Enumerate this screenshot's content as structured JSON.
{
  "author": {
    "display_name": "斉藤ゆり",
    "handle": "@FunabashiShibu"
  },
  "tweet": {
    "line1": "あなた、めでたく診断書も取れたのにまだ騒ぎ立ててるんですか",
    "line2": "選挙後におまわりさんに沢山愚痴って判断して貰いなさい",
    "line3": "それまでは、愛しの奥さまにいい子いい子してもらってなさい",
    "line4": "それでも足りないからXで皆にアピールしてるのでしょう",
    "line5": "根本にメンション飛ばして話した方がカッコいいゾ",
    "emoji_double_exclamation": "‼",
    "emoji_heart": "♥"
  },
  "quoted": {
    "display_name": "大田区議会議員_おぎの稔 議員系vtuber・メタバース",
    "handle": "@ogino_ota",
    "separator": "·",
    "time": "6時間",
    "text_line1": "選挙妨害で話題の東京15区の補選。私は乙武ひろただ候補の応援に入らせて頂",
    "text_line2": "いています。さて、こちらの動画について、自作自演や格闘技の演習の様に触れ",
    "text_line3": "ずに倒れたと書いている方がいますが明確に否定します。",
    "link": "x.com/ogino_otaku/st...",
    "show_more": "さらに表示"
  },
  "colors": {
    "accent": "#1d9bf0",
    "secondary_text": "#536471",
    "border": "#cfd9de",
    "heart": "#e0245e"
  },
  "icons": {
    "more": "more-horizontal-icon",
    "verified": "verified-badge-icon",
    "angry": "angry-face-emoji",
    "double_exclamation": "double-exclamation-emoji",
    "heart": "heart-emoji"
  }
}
....
Prompt: Word for word, write out all of the data above.

Final result:
Enumerate this screenshot's content as structured JSON.
{
  "author": {
    "display_name": "斉藤ゆり",
    "handle": "@FunabashiShibu"
  },
  "tweet": {
    "line1": "あなた、めでたく診断書も取れたのにまだ騒ぎ立ててるんですか",
    "line2": "選挙後におまわりさんに沢山愚痴って判断して貰いなさい",
    "line3": "それまでは、愛しの奥さまにいい子いい子してもらってなさい",
    "line4": "それでも足りないからXで皆にアピールしてるのでしょう",
    "line5": "根本にメンション飛ばして話した方がカッコいいゾ",
    "emoji_double_exclamation": "‼",
    "emoji_heart": "♥"
  },
  "quoted": {
    "display_name": "大田区議会議員_おぎの稔 議員系vtuber・メタバース",
    "handle": "@ogino_ota",
    "separator": "·",
    "time": "6時間",
    "text_line1": "選挙妨害で話題の東京15区の補選。私は乙武ひろただ候補の応援に入らせて頂",
    "text_line2": "いています。さて、こちらの動画について、自作自演や格闘技の演習の様に触れ",
    "text_line3": "ずに倒れたと書いている方がいますが明確に否定します。",
    "link": "x.com/ogino_otaku/st...",
    "show_more": "さらに表示"
  },
  "colors": {
    "accent": "#1d9bf0",
    "secondary_text": "#536471",
    "border": "#cfd9de",
    "heart": "#e0245e"
  },
  "icons": {
    "more": "more-horizontal-icon",
    "verified": "verified-badge-icon",
    "angry": "angry-face-emoji",
    "double_exclamation": "double-exclamation-emoji",
    "heart": "heart-emoji"
  }
}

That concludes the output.